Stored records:
****************

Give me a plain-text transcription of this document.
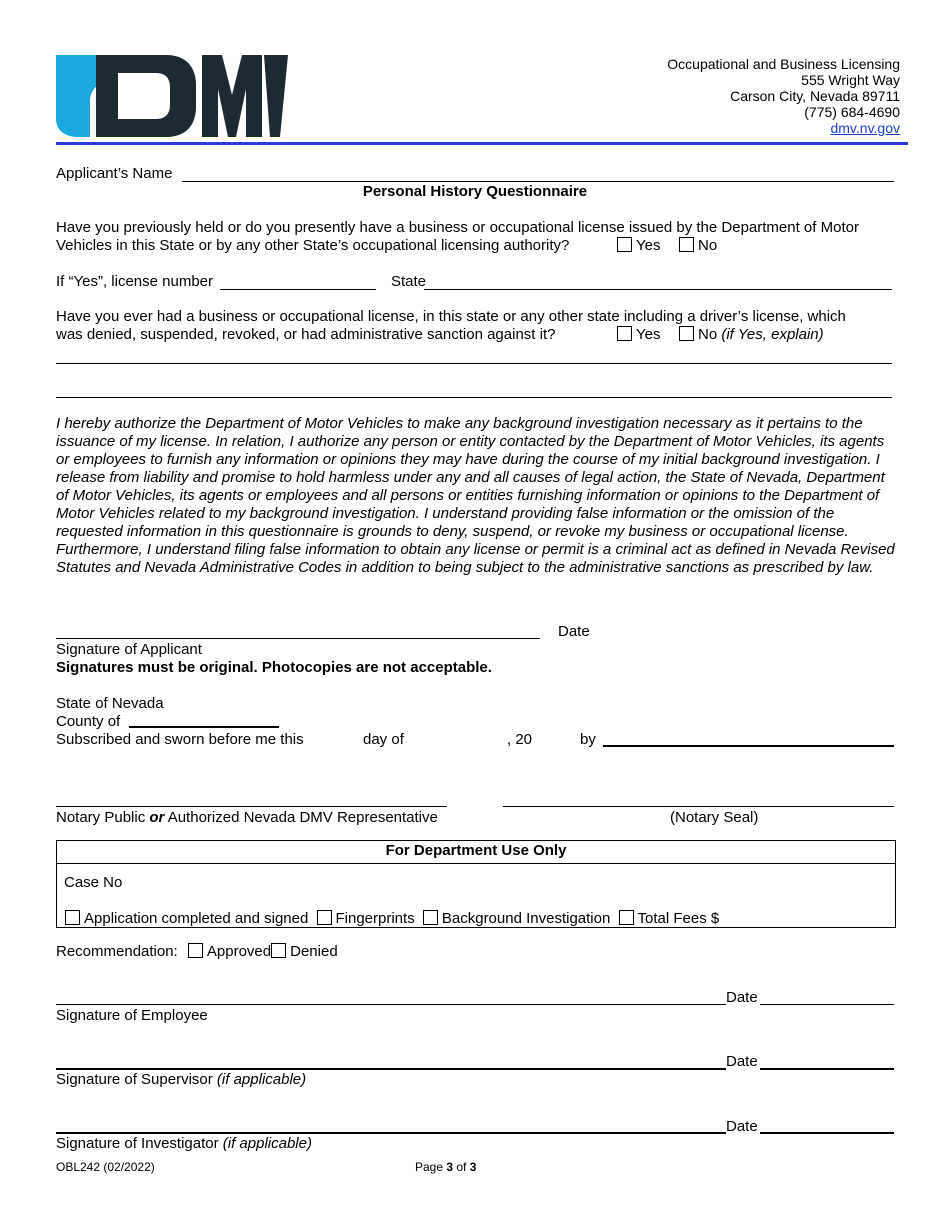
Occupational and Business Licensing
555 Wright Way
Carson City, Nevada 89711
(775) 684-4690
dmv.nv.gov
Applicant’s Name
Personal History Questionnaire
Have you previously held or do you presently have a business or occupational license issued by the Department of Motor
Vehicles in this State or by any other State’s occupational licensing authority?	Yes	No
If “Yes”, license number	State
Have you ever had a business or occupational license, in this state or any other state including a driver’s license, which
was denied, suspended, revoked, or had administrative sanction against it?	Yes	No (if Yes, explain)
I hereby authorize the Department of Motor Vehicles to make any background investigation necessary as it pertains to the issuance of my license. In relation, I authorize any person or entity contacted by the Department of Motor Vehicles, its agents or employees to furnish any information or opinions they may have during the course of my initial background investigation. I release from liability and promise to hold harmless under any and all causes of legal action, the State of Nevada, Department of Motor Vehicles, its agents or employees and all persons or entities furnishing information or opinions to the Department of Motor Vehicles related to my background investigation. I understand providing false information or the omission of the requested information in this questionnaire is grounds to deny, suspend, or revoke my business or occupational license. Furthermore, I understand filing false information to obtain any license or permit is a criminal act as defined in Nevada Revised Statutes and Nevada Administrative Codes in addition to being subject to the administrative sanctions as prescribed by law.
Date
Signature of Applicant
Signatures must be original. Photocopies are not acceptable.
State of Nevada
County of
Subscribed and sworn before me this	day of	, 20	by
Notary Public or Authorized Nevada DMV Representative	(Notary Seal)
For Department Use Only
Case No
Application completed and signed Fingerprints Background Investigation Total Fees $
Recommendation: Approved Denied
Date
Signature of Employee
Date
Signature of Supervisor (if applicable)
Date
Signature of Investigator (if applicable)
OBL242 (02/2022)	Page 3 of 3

****************

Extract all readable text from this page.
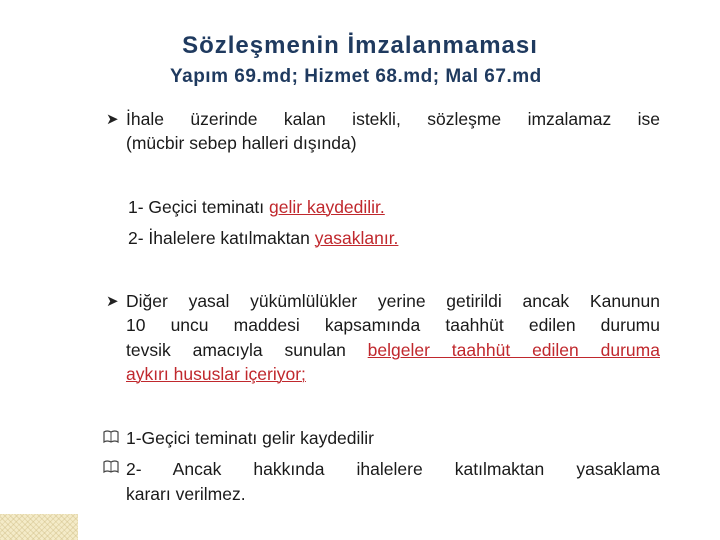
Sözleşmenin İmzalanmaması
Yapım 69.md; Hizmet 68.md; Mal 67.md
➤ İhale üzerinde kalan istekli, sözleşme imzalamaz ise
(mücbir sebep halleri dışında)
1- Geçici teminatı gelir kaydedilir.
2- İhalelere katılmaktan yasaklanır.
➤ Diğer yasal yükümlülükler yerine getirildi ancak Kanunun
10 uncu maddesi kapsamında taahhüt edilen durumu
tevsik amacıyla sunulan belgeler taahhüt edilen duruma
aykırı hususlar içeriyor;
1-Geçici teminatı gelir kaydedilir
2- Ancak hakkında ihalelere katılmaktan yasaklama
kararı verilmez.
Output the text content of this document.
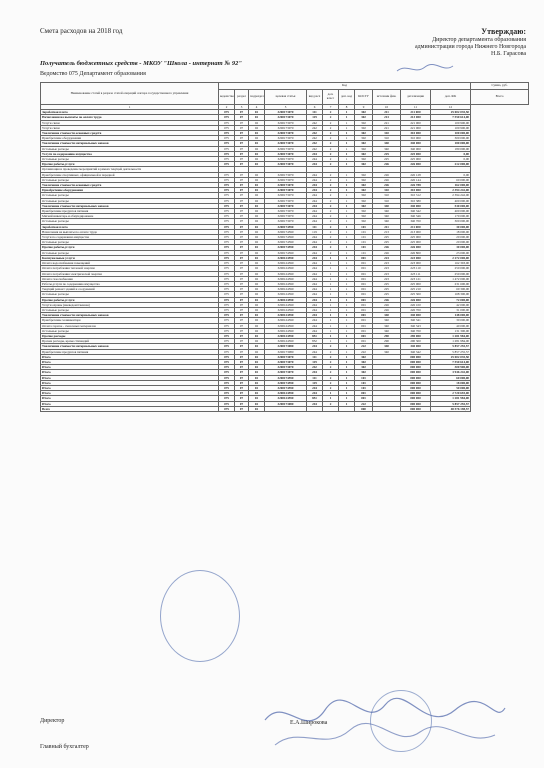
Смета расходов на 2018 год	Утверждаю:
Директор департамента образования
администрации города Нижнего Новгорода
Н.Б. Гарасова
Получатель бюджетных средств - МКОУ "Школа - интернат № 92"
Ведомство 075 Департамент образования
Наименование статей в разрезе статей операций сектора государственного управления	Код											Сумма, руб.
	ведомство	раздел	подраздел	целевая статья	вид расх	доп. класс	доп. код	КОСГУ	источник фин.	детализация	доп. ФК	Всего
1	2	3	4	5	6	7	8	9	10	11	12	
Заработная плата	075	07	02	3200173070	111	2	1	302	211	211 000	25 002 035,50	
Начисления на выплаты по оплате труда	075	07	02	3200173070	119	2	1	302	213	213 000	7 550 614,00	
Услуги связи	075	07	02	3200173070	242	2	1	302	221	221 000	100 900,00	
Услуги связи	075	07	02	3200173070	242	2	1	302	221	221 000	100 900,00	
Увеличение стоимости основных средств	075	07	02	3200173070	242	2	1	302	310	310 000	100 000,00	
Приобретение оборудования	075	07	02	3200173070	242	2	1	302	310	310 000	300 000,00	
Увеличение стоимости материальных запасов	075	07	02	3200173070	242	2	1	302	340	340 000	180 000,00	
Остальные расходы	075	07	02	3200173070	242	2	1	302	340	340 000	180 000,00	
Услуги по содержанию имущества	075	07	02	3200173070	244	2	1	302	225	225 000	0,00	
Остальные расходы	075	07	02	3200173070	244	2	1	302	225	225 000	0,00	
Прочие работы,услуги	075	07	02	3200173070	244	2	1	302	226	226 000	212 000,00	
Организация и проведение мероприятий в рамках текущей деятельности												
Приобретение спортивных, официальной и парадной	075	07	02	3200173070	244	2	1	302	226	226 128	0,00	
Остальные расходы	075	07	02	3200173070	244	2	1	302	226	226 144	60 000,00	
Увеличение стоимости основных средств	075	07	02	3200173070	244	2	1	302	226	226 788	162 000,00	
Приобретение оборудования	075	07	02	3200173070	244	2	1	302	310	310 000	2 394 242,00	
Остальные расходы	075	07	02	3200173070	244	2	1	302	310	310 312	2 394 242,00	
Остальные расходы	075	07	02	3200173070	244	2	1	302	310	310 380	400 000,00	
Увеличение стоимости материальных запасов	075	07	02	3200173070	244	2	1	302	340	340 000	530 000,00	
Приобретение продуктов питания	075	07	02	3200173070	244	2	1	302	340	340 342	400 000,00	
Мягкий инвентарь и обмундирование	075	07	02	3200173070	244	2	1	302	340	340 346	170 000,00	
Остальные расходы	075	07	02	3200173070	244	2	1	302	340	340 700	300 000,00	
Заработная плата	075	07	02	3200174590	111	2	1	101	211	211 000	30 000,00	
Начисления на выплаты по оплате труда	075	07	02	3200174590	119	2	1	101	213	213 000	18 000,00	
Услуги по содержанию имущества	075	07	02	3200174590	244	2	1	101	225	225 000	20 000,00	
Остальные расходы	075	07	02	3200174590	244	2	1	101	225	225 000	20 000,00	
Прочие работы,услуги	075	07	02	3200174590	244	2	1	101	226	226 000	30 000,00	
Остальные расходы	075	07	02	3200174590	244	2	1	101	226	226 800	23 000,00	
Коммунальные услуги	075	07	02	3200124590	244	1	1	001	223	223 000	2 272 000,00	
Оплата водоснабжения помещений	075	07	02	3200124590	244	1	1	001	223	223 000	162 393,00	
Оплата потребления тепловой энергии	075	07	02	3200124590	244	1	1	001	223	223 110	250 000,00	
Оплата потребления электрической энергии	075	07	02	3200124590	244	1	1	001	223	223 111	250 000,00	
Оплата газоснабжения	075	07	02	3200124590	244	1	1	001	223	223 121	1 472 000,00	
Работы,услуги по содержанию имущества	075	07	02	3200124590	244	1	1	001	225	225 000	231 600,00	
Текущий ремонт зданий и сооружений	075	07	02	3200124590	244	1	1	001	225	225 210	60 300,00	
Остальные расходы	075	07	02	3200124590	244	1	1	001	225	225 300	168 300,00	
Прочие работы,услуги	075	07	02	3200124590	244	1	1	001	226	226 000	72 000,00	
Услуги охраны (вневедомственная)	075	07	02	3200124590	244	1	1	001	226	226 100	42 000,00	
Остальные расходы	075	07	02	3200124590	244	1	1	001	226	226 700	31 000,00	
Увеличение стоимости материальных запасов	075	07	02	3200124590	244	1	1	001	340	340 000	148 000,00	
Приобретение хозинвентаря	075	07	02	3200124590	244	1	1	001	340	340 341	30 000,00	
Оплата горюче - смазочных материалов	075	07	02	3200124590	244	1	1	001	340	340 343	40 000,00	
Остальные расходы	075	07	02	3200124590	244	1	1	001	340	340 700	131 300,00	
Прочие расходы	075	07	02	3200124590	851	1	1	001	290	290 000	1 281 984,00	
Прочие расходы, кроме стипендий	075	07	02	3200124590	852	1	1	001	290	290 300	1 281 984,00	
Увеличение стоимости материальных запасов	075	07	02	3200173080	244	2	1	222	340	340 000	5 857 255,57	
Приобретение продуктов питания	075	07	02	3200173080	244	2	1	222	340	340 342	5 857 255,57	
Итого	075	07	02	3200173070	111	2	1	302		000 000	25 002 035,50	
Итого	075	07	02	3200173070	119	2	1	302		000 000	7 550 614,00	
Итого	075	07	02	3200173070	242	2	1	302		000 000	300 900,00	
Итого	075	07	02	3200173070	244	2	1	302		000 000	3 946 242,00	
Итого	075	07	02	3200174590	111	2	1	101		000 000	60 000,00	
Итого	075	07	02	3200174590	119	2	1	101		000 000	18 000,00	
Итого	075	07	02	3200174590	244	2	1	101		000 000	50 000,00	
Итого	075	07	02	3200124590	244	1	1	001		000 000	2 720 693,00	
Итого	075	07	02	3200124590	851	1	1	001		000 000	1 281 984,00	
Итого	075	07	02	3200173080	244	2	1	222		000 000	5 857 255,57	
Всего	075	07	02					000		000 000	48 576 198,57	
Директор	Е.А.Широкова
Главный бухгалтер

****************

EXERCISE TASK: Return all lines containing the word "выплаты".

REPLY:
Начисления на выплаты по оплате труда	075	07	02	3200173070	119	2	1	302	213	213 000	7 550 614,00	
Начисления на выплаты по оплате труда	075	07	02	3200174590	119	2	1	101	213	213 000	18 000,00	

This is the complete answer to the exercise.